▸ Provided records
---

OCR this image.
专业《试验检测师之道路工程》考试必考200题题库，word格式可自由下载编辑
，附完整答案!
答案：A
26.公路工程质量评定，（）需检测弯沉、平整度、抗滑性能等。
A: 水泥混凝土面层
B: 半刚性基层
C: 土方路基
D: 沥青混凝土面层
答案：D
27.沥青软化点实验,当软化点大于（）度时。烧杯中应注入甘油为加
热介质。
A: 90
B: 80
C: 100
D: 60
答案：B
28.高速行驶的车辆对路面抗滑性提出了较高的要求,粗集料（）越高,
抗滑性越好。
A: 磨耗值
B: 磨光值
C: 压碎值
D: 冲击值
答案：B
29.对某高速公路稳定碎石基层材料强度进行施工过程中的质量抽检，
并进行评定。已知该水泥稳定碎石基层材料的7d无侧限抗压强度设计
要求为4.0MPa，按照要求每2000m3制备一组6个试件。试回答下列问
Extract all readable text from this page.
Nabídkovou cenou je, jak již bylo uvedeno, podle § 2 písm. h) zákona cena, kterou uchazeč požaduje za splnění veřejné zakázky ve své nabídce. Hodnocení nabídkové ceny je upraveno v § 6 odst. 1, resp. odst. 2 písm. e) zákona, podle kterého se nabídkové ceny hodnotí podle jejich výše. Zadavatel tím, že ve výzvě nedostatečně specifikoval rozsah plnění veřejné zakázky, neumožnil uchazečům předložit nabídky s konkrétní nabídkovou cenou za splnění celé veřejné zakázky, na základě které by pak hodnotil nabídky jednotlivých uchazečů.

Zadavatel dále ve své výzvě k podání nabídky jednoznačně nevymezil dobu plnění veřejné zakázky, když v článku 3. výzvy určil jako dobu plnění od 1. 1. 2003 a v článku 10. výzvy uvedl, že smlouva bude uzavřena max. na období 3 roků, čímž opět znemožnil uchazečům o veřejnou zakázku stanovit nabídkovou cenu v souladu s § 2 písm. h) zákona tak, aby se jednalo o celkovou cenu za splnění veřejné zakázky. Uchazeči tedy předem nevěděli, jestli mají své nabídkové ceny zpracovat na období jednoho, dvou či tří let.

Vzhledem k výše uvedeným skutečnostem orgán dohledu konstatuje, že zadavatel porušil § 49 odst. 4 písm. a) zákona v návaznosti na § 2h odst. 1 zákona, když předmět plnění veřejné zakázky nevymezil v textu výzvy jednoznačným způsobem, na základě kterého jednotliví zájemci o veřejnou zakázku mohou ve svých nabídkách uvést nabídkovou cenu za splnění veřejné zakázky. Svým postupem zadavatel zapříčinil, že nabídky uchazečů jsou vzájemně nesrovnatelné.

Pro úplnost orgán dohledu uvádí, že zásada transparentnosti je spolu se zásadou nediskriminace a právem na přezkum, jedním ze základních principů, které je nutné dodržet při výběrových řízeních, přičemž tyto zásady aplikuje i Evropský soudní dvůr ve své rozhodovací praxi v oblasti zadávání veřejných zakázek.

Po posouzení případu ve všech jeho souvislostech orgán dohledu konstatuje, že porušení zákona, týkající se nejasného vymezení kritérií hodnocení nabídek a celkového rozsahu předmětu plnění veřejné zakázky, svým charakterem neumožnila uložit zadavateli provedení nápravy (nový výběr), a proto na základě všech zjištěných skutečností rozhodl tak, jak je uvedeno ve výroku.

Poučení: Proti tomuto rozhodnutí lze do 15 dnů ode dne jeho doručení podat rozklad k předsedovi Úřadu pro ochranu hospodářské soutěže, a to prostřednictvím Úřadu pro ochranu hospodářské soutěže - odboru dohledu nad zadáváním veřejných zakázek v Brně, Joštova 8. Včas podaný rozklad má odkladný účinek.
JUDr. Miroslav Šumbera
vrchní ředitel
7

---

▸ What you should do
Reproduce the material above exactly; please quote every line of it.

▸ Response below
OCR this image.
专业《试验检测师之道路工程》考试必考200题题库，word格式可自由下载编辑
，附完整答案!
答案：A
26.公路工程质量评定，（）需检测弯沉、平整度、抗滑性能等。
A: 水泥混凝土面层
B: 半刚性基层
C: 土方路基
D: 沥青混凝土面层
答案：D
27.沥青软化点实验,当软化点大于（）度时。烧杯中应注入甘油为加
热介质。
A: 90
B: 80
C: 100
D: 60
答案：B
28.高速行驶的车辆对路面抗滑性提出了较高的要求,粗集料（）越高,
抗滑性越好。
A: 磨耗值
B: 磨光值
C: 压碎值
D: 冲击值
答案：B
29.对某高速公路稳定碎石基层材料强度进行施工过程中的质量抽检，
并进行评定。已知该水泥稳定碎石基层材料的7d无侧限抗压强度设计
要求为4.0MPa，按照要求每2000m3制备一组6个试件。试回答下列问
Extract all readable text from this page.
Nabídkovou cenou je, jak již bylo uvedeno, podle § 2 písm. h) zákona cena, kterou uchazeč požaduje za splnění veřejné zakázky ve své nabídce. Hodnocení nabídkové ceny je upraveno v § 6 odst. 1, resp. odst. 2 písm. e) zákona, podle kterého se nabídkové ceny hodnotí podle jejich výše. Zadavatel tím, že ve výzvě nedostatečně specifikoval rozsah plnění veřejné zakázky, neumožnil uchazečům předložit nabídky s konkrétní nabídkovou cenou za splnění celé veřejné zakázky, na základě které by pak hodnotil nabídky jednotlivých uchazečů.

Zadavatel dále ve své výzvě k podání nabídky jednoznačně nevymezil dobu plnění veřejné zakázky, když v článku 3. výzvy určil jako dobu plnění od 1. 1. 2003 a v článku 10. výzvy uvedl, že smlouva bude uzavřena max. na období 3 roků, čímž opět znemožnil uchazečům o veřejnou zakázku stanovit nabídkovou cenu v souladu s § 2 písm. h) zákona tak, aby se jednalo o celkovou cenu za splnění veřejné zakázky. Uchazeči tedy předem nevěděli, jestli mají své nabídkové ceny zpracovat na období jednoho, dvou či tří let.

Vzhledem k výše uvedeným skutečnostem orgán dohledu konstatuje, že zadavatel porušil § 49 odst. 4 písm. a) zákona v návaznosti na § 2h odst. 1 zákona, když předmět plnění veřejné zakázky nevymezil v textu výzvy jednoznačným způsobem, na základě kterého jednotliví zájemci o veřejnou zakázku mohou ve svých nabídkách uvést nabídkovou cenu za splnění veřejné zakázky. Svým postupem zadavatel zapříčinil, že nabídky uchazečů jsou vzájemně nesrovnatelné.

Pro úplnost orgán dohledu uvádí, že zásada transparentnosti je spolu se zásadou nediskriminace a právem na přezkum, jedním ze základních principů, které je nutné dodržet při výběrových řízeních, přičemž tyto zásady aplikuje i Evropský soudní dvůr ve své rozhodovací praxi v oblasti zadávání veřejných zakázek.

Po posouzení případu ve všech jeho souvislostech orgán dohledu konstatuje, že porušení zákona, týkající se nejasného vymezení kritérií hodnocení nabídek a celkového rozsahu předmětu plnění veřejné zakázky, svým charakterem neumožnila uložit zadavateli provedení nápravy (nový výběr), a proto na základě všech zjištěných skutečností rozhodl tak, jak je uvedeno ve výroku.

Poučení: Proti tomuto rozhodnutí lze do 15 dnů ode dne jeho doručení podat rozklad k předsedovi Úřadu pro ochranu hospodářské soutěže, a to prostřednictvím Úřadu pro ochranu hospodářské soutěže - odboru dohledu nad zadáváním veřejných zakázek v Brně, Joštova 8. Včas podaný rozklad má odkladný účinek.
JUDr. Miroslav Šumbera
vrchní ředitel
7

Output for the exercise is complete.